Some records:
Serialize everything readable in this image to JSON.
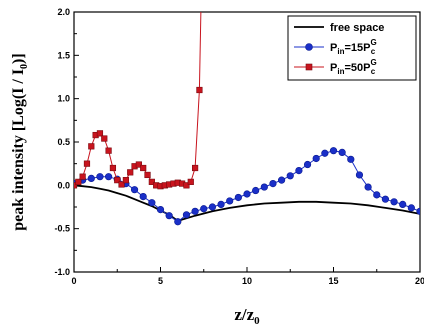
{
  "chart_data": {
    "type": "line",
    "xlim": [
      0,
      20
    ],
    "ylim": [
      -1.0,
      2.0
    ],
    "x_ticks": [
      "0",
      "5",
      "10",
      "15",
      "20"
    ],
    "y_ticks": [
      "-1.0",
      "-0.5",
      "0.0",
      "0.5",
      "1.0",
      "1.5",
      "2.0"
    ],
    "xlabel": {
      "main": "z/z",
      "sub": "0"
    },
    "ylabel": {
      "pre": "peak intensity [Log(I / I",
      "sub": "0",
      "post": ")]"
    },
    "legend_position": "top-right",
    "legend": [
      {
        "main": "free space",
        "sub": "",
        "sup": "",
        "tail": ""
      },
      {
        "main": "P",
        "sub": "in",
        "mid": "=15P",
        "sup": "G",
        "tail": "c"
      },
      {
        "main": "P",
        "sub": "in",
        "mid": "=50P",
        "sup": "G",
        "tail": "c"
      }
    ],
    "series": [
      {
        "marker": "none",
        "color": "#000000",
        "x": [
          0,
          0.5,
          1,
          1.5,
          2,
          2.5,
          3,
          3.5,
          4,
          4.5,
          5,
          5.5,
          6,
          7,
          8,
          9,
          10,
          11,
          12,
          13,
          14,
          15,
          16,
          17,
          18,
          19,
          20
        ],
        "y": [
          0.0,
          -0.01,
          -0.02,
          -0.04,
          -0.06,
          -0.09,
          -0.12,
          -0.16,
          -0.2,
          -0.24,
          -0.29,
          -0.34,
          -0.41,
          -0.35,
          -0.3,
          -0.26,
          -0.23,
          -0.21,
          -0.2,
          -0.19,
          -0.19,
          -0.2,
          -0.21,
          -0.23,
          -0.26,
          -0.29,
          -0.33
        ]
      },
      {
        "marker": "circle",
        "color": "#1a2fc8",
        "x": [
          0,
          0.5,
          1,
          1.5,
          2,
          2.5,
          3,
          3.5,
          4,
          4.5,
          5,
          5.5,
          6,
          6.5,
          7,
          7.5,
          8,
          8.5,
          9,
          9.5,
          10,
          10.5,
          11,
          11.5,
          12,
          12.5,
          13,
          13.5,
          14,
          14.5,
          15,
          15.5,
          16,
          16.5,
          17,
          17.5,
          18,
          18.5,
          19,
          19.5,
          20
        ],
        "y": [
          0.02,
          0.06,
          0.08,
          0.1,
          0.1,
          0.07,
          0.02,
          -0.05,
          -0.13,
          -0.2,
          -0.28,
          -0.35,
          -0.42,
          -0.34,
          -0.3,
          -0.27,
          -0.25,
          -0.22,
          -0.18,
          -0.14,
          -0.1,
          -0.06,
          -0.02,
          0.02,
          0.06,
          0.11,
          0.17,
          0.24,
          0.31,
          0.37,
          0.4,
          0.38,
          0.3,
          0.12,
          -0.02,
          -0.11,
          -0.16,
          -0.19,
          -0.22,
          -0.26,
          -0.3
        ]
      },
      {
        "marker": "square",
        "color": "#c8141e",
        "x": [
          0,
          0.25,
          0.5,
          0.75,
          1,
          1.25,
          1.5,
          1.75,
          2,
          2.25,
          2.5,
          2.75,
          3,
          3.25,
          3.5,
          3.75,
          4,
          4.25,
          4.5,
          4.75,
          5,
          5.25,
          5.5,
          5.75,
          6,
          6.25,
          6.5,
          6.75,
          7,
          7.25
        ],
        "y": [
          0.0,
          0.04,
          0.1,
          0.25,
          0.45,
          0.58,
          0.6,
          0.54,
          0.4,
          0.2,
          0.06,
          0.01,
          0.06,
          0.15,
          0.22,
          0.24,
          0.2,
          0.12,
          0.04,
          0.0,
          -0.01,
          0.0,
          0.01,
          0.02,
          0.03,
          0.02,
          0.0,
          0.04,
          0.2,
          1.1
        ]
      }
    ]
  }
}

Exercise requirements: Leave out every picture and copy the rest of the records exactly.

Solution for this exercise:
Serialize everything readable in this image to JSON.
{
  "chart_data": {
    "type": "line",
    "xlim": [
      0,
      20
    ],
    "ylim": [
      -1.0,
      2.0
    ],
    "x_ticks": [
      "0",
      "5",
      "10",
      "15",
      "20"
    ],
    "y_ticks": [
      "-1.0",
      "-0.5",
      "0.0",
      "0.5",
      "1.0",
      "1.5",
      "2.0"
    ],
    "xlabel": {
      "main": "z/z",
      "sub": "0"
    },
    "ylabel": {
      "pre": "peak intensity [Log(I / I",
      "sub": "0",
      "post": ")]"
    },
    "legend_position": "top-right",
    "legend": [
      {
        "main": "free space",
        "sub": "",
        "sup": "",
        "tail": ""
      },
      {
        "main": "P",
        "sub": "in",
        "mid": "=15P",
        "sup": "G",
        "tail": "c"
      },
      {
        "main": "P",
        "sub": "in",
        "mid": "=50P",
        "sup": "G",
        "tail": "c"
      }
    ],
    "series": [
      {
        "marker": "none",
        "color": "#000000",
        "x": [
          0,
          0.5,
          1,
          1.5,
          2,
          2.5,
          3,
          3.5,
          4,
          4.5,
          5,
          5.5,
          6,
          7,
          8,
          9,
          10,
          11,
          12,
          13,
          14,
          15,
          16,
          17,
          18,
          19,
          20
        ],
        "y": [
          0.0,
          -0.01,
          -0.02,
          -0.04,
          -0.06,
          -0.09,
          -0.12,
          -0.16,
          -0.2,
          -0.24,
          -0.29,
          -0.34,
          -0.41,
          -0.35,
          -0.3,
          -0.26,
          -0.23,
          -0.21,
          -0.2,
          -0.19,
          -0.19,
          -0.2,
          -0.21,
          -0.23,
          -0.26,
          -0.29,
          -0.33
        ]
      },
      {
        "marker": "circle",
        "color": "#1a2fc8",
        "x": [
          0,
          0.5,
          1,
          1.5,
          2,
          2.5,
          3,
          3.5,
          4,
          4.5,
          5,
          5.5,
          6,
          6.5,
          7,
          7.5,
          8,
          8.5,
          9,
          9.5,
          10,
          10.5,
          11,
          11.5,
          12,
          12.5,
          13,
          13.5,
          14,
          14.5,
          15,
          15.5,
          16,
          16.5,
          17,
          17.5,
          18,
          18.5,
          19,
          19.5,
          20
        ],
        "y": [
          0.02,
          0.06,
          0.08,
          0.1,
          0.1,
          0.07,
          0.02,
          -0.05,
          -0.13,
          -0.2,
          -0.28,
          -0.35,
          -0.42,
          -0.34,
          -0.3,
          -0.27,
          -0.25,
          -0.22,
          -0.18,
          -0.14,
          -0.1,
          -0.06,
          -0.02,
          0.02,
          0.06,
          0.11,
          0.17,
          0.24,
          0.31,
          0.37,
          0.4,
          0.38,
          0.3,
          0.12,
          -0.02,
          -0.11,
          -0.16,
          -0.19,
          -0.22,
          -0.26,
          -0.3
        ]
      },
      {
        "marker": "square",
        "color": "#c8141e",
        "x": [
          0,
          0.25,
          0.5,
          0.75,
          1,
          1.25,
          1.5,
          1.75,
          2,
          2.25,
          2.5,
          2.75,
          3,
          3.25,
          3.5,
          3.75,
          4,
          4.25,
          4.5,
          4.75,
          5,
          5.25,
          5.5,
          5.75,
          6,
          6.25,
          6.5,
          6.75,
          7,
          7.25
        ],
        "y": [
          0.0,
          0.04,
          0.1,
          0.25,
          0.45,
          0.58,
          0.6,
          0.54,
          0.4,
          0.2,
          0.06,
          0.01,
          0.06,
          0.15,
          0.22,
          0.24,
          0.2,
          0.12,
          0.04,
          0.0,
          -0.01,
          0.0,
          0.01,
          0.02,
          0.03,
          0.02,
          0.0,
          0.04,
          0.2,
          1.1
        ]
      }
    ]
  }
}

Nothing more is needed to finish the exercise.